* Direction
What is the number of lines holding the word "Temperature"? Give that number alone.

* Available records

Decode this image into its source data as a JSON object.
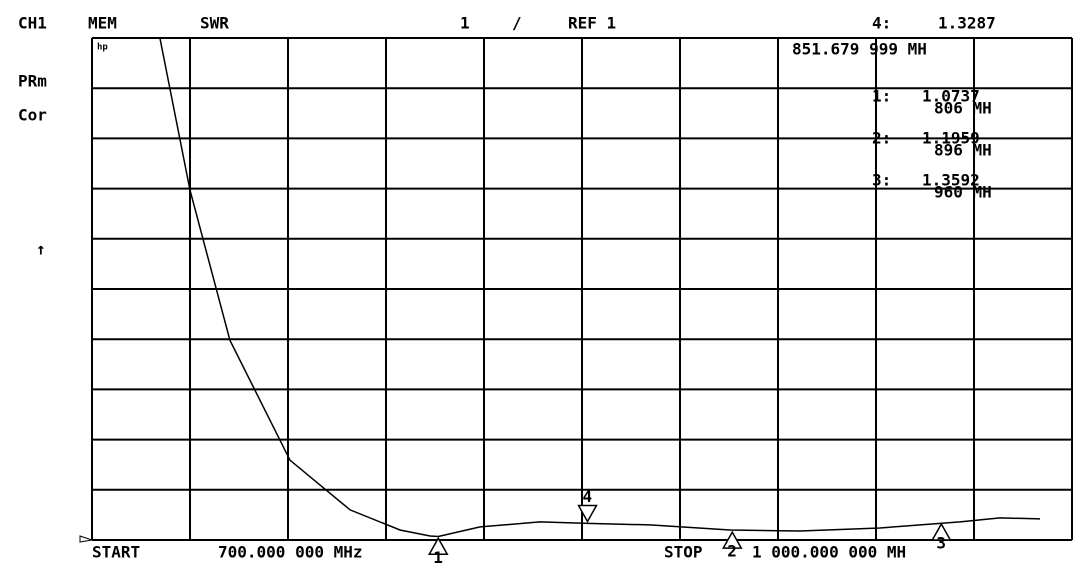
{
  "header": {
    "channel": "CH1",
    "mode": "MEM",
    "format": "SWR",
    "scale": "1",
    "slash": "/",
    "ref": "REF 1"
  },
  "side_labels": [
    "PRm",
    "Cor"
  ],
  "arrow": "↑",
  "logo": "hp",
  "active_marker": {
    "label": "4:",
    "value": "1.3287",
    "freq": "851.679 999 MH"
  },
  "markers": [
    {
      "id": "1",
      "label": "1:",
      "value": "1.0737",
      "freq": "806 MH",
      "x": 806,
      "y": 1.0737
    },
    {
      "id": "2",
      "label": "2:",
      "value": "1.1959",
      "freq": "896 MH",
      "x": 896,
      "y": 1.1959
    },
    {
      "id": "3",
      "label": "3:",
      "value": "1.3592",
      "freq": "960 MH",
      "x": 960,
      "y": 1.3592
    },
    {
      "id": "4",
      "label": "4:",
      "value": "1.3287",
      "freq": "851.679 999 MH",
      "x": 851.68,
      "y": 1.3287
    }
  ],
  "footer": {
    "start_label": "START",
    "start_value": "700.000 000 MHz",
    "stop_label": "STOP",
    "stop_value": "1 000.000 000 MH"
  },
  "trace": {
    "xlim": [
      700,
      1000
    ],
    "ylim": [
      1,
      11
    ],
    "x": [
      700,
      720.8,
      730,
      742.2,
      760.6,
      779,
      794.3,
      803.5,
      806,
      818.8,
      837.1,
      851.8,
      870.8,
      895.3,
      916.7,
      941.2,
      965.7,
      978,
      990.2
    ],
    "y": [
      11,
      11,
      7.97,
      4.98,
      2.59,
      1.6,
      1.2,
      1.08,
      1.07,
      1.26,
      1.36,
      1.33,
      1.3,
      1.2,
      1.18,
      1.24,
      1.36,
      1.44,
      1.42
    ]
  }
}
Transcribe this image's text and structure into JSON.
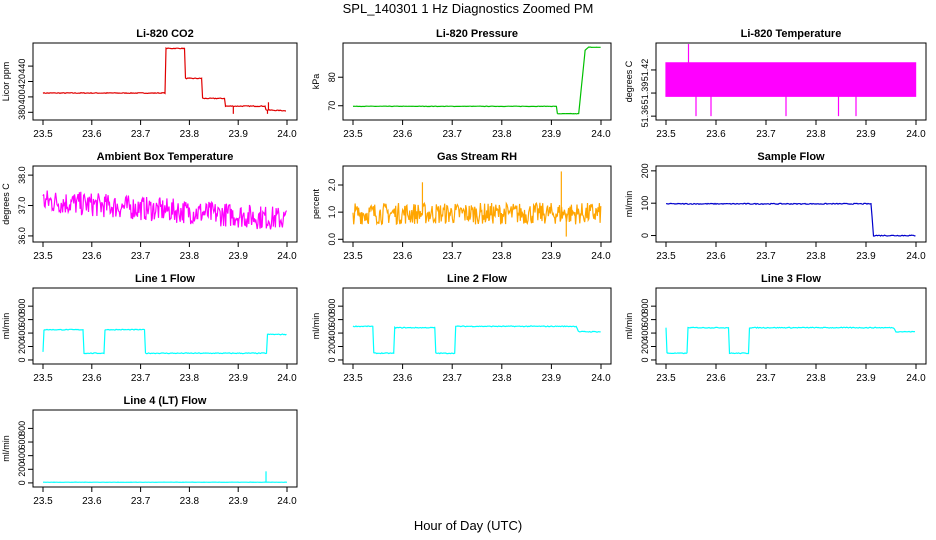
{
  "figure": {
    "title": "SPL_140301  1 Hz Diagnostics Zoomed PM",
    "xlabel": "Hour of Day (UTC)"
  },
  "chart_data": [
    {
      "type": "line",
      "title": "Li-820 CO2",
      "ylabel": "Licor ppm",
      "color": "#e00000",
      "xlim": [
        23.5,
        24.0
      ],
      "ylim": [
        370,
        470
      ],
      "xticks": [
        "23.5",
        "23.6",
        "23.7",
        "23.8",
        "23.9",
        "24.0"
      ],
      "yticks": [
        {
          "v": 380,
          "label": "380"
        },
        {
          "v": 400,
          "label": "400"
        },
        {
          "v": 420,
          "label": "420"
        },
        {
          "v": 440,
          "label": "440"
        }
      ],
      "noise": 1,
      "points": [
        [
          23.5,
          405
        ],
        [
          23.75,
          405
        ],
        [
          23.752,
          463
        ],
        [
          23.79,
          463
        ],
        [
          23.792,
          424
        ],
        [
          23.825,
          424
        ],
        [
          23.827,
          398
        ],
        [
          23.872,
          398
        ],
        [
          23.874,
          388
        ],
        [
          23.955,
          388
        ],
        [
          23.957,
          383
        ],
        [
          24.0,
          382
        ]
      ],
      "spikes": [
        [
          23.89,
          378
        ],
        [
          23.96,
          378
        ],
        [
          23.962,
          393
        ]
      ]
    },
    {
      "type": "line",
      "title": "Li-820 Pressure",
      "ylabel": "kPa",
      "color": "#00c000",
      "xlim": [
        23.5,
        24.0
      ],
      "ylim": [
        65,
        92
      ],
      "xticks": [
        "23.5",
        "23.6",
        "23.7",
        "23.8",
        "23.9",
        "24.0"
      ],
      "yticks": [
        {
          "v": 70,
          "label": "70"
        },
        {
          "v": 80,
          "label": "80"
        }
      ],
      "noise": 0.15,
      "points": [
        [
          23.5,
          69.8
        ],
        [
          23.91,
          69.8
        ],
        [
          23.912,
          67.2
        ],
        [
          23.955,
          67.2
        ],
        [
          23.968,
          89.5
        ],
        [
          23.975,
          90.5
        ],
        [
          24.0,
          90.5
        ]
      ],
      "spikes": []
    },
    {
      "type": "line",
      "title": "Li-820 Temperature",
      "ylabel": "degrees C",
      "color": "#ff00ff",
      "xlim": [
        23.5,
        24.0
      ],
      "ylim": [
        51.355,
        51.455
      ],
      "xticks": [
        "23.5",
        "23.6",
        "23.7",
        "23.8",
        "23.9",
        "24.0"
      ],
      "yticks": [
        {
          "v": 51.36,
          "label": "51.36"
        },
        {
          "v": 51.39,
          "label": "51.39"
        },
        {
          "v": 51.42,
          "label": "51.42"
        }
      ],
      "band": [
        51.385,
        51.43
      ],
      "points": [],
      "spikes": [
        [
          23.545,
          51.455
        ],
        [
          23.56,
          51.36
        ],
        [
          23.59,
          51.36
        ],
        [
          23.74,
          51.36
        ],
        [
          23.845,
          51.36
        ],
        [
          23.88,
          51.36
        ]
      ]
    },
    {
      "type": "line",
      "title": "Ambient Box Temperature",
      "ylabel": "degrees C",
      "color": "#ff00ff",
      "xlim": [
        23.5,
        24.0
      ],
      "ylim": [
        35.8,
        38.3
      ],
      "xticks": [
        "23.5",
        "23.6",
        "23.7",
        "23.8",
        "23.9",
        "24.0"
      ],
      "yticks": [
        {
          "v": 36,
          "label": "36.0"
        },
        {
          "v": 37,
          "label": "37.0"
        },
        {
          "v": 38,
          "label": "38.0"
        }
      ],
      "trend": [
        [
          23.5,
          37.15
        ],
        [
          24.0,
          36.55
        ]
      ],
      "noise": 0.8,
      "points": [],
      "spikes": []
    },
    {
      "type": "line",
      "title": "Gas Stream RH",
      "ylabel": "percent",
      "color": "#ffa500",
      "xlim": [
        23.5,
        24.0
      ],
      "ylim": [
        -0.1,
        2.7
      ],
      "xticks": [
        "23.5",
        "23.6",
        "23.7",
        "23.8",
        "23.9",
        "24.0"
      ],
      "yticks": [
        {
          "v": 0,
          "label": "0.0"
        },
        {
          "v": 1,
          "label": "1.0"
        },
        {
          "v": 2,
          "label": "2.0"
        }
      ],
      "trend": [
        [
          23.5,
          0.95
        ],
        [
          24.0,
          0.95
        ]
      ],
      "noise": 0.8,
      "points": [],
      "spikes": [
        [
          23.64,
          2.1
        ],
        [
          23.92,
          2.5
        ],
        [
          23.93,
          0.1
        ]
      ]
    },
    {
      "type": "line",
      "title": "Sample Flow",
      "ylabel": "ml/min",
      "color": "#0000cc",
      "xlim": [
        23.5,
        24.0
      ],
      "ylim": [
        -20,
        215
      ],
      "xticks": [
        "23.5",
        "23.6",
        "23.7",
        "23.8",
        "23.9",
        "24.0"
      ],
      "yticks": [
        {
          "v": 0,
          "label": "0"
        },
        {
          "v": 100,
          "label": "100"
        },
        {
          "v": 200,
          "label": "200"
        }
      ],
      "noise": 3,
      "points": [
        [
          23.5,
          98
        ],
        [
          23.91,
          98
        ],
        [
          23.915,
          0
        ],
        [
          24.0,
          0
        ]
      ],
      "spikes": []
    },
    {
      "type": "line",
      "title": "Line 1 Flow",
      "ylabel": "ml/min",
      "color": "#00ffff",
      "xlim": [
        23.5,
        24.0
      ],
      "ylim": [
        -60,
        1070
      ],
      "xticks": [
        "23.5",
        "23.6",
        "23.7",
        "23.8",
        "23.9",
        "24.0"
      ],
      "yticks": [
        {
          "v": 0,
          "label": "0"
        },
        {
          "v": 200,
          "label": "200"
        },
        {
          "v": 400,
          "label": "400"
        },
        {
          "v": 600,
          "label": "600"
        },
        {
          "v": 800,
          "label": "800"
        }
      ],
      "noise": 12,
      "points": [
        [
          23.5,
          120
        ],
        [
          23.502,
          450
        ],
        [
          23.582,
          450
        ],
        [
          23.584,
          100
        ],
        [
          23.625,
          100
        ],
        [
          23.627,
          450
        ],
        [
          23.708,
          450
        ],
        [
          23.71,
          100
        ],
        [
          23.958,
          100
        ],
        [
          23.96,
          380
        ],
        [
          24.0,
          380
        ]
      ],
      "spikes": []
    },
    {
      "type": "line",
      "title": "Line 2 Flow",
      "ylabel": "ml/min",
      "color": "#00ffff",
      "xlim": [
        23.5,
        24.0
      ],
      "ylim": [
        -60,
        1070
      ],
      "xticks": [
        "23.5",
        "23.6",
        "23.7",
        "23.8",
        "23.9",
        "24.0"
      ],
      "yticks": [
        {
          "v": 0,
          "label": "0"
        },
        {
          "v": 200,
          "label": "200"
        },
        {
          "v": 400,
          "label": "400"
        },
        {
          "v": 600,
          "label": "600"
        },
        {
          "v": 800,
          "label": "800"
        }
      ],
      "noise": 12,
      "points": [
        [
          23.5,
          500
        ],
        [
          23.54,
          500
        ],
        [
          23.542,
          100
        ],
        [
          23.582,
          100
        ],
        [
          23.584,
          480
        ],
        [
          23.665,
          480
        ],
        [
          23.667,
          100
        ],
        [
          23.705,
          100
        ],
        [
          23.707,
          500
        ],
        [
          23.95,
          500
        ],
        [
          23.955,
          420
        ],
        [
          24.0,
          420
        ]
      ],
      "spikes": []
    },
    {
      "type": "line",
      "title": "Line 3 Flow",
      "ylabel": "ml/min",
      "color": "#00ffff",
      "xlim": [
        23.5,
        24.0
      ],
      "ylim": [
        -60,
        1070
      ],
      "xticks": [
        "23.5",
        "23.6",
        "23.7",
        "23.8",
        "23.9",
        "24.0"
      ],
      "yticks": [
        {
          "v": 0,
          "label": "0"
        },
        {
          "v": 200,
          "label": "200"
        },
        {
          "v": 400,
          "label": "400"
        },
        {
          "v": 600,
          "label": "600"
        },
        {
          "v": 800,
          "label": "800"
        }
      ],
      "noise": 12,
      "points": [
        [
          23.5,
          480
        ],
        [
          23.502,
          100
        ],
        [
          23.542,
          100
        ],
        [
          23.544,
          480
        ],
        [
          23.625,
          480
        ],
        [
          23.627,
          100
        ],
        [
          23.665,
          100
        ],
        [
          23.667,
          480
        ],
        [
          23.955,
          480
        ],
        [
          23.96,
          420
        ],
        [
          24.0,
          420
        ]
      ],
      "spikes": []
    },
    {
      "type": "line",
      "title": "Line 4 (LT) Flow",
      "ylabel": "ml/min",
      "color": "#00ffff",
      "xlim": [
        23.5,
        24.0
      ],
      "ylim": [
        -60,
        1070
      ],
      "xticks": [
        "23.5",
        "23.6",
        "23.7",
        "23.8",
        "23.9",
        "24.0"
      ],
      "yticks": [
        {
          "v": 0,
          "label": "0"
        },
        {
          "v": 200,
          "label": "200"
        },
        {
          "v": 400,
          "label": "400"
        },
        {
          "v": 600,
          "label": "600"
        },
        {
          "v": 800,
          "label": "800"
        }
      ],
      "noise": 3,
      "points": [
        [
          23.5,
          10
        ],
        [
          24.0,
          10
        ]
      ],
      "spikes": [
        [
          23.957,
          170
        ]
      ]
    }
  ]
}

* Solution to the exercise
2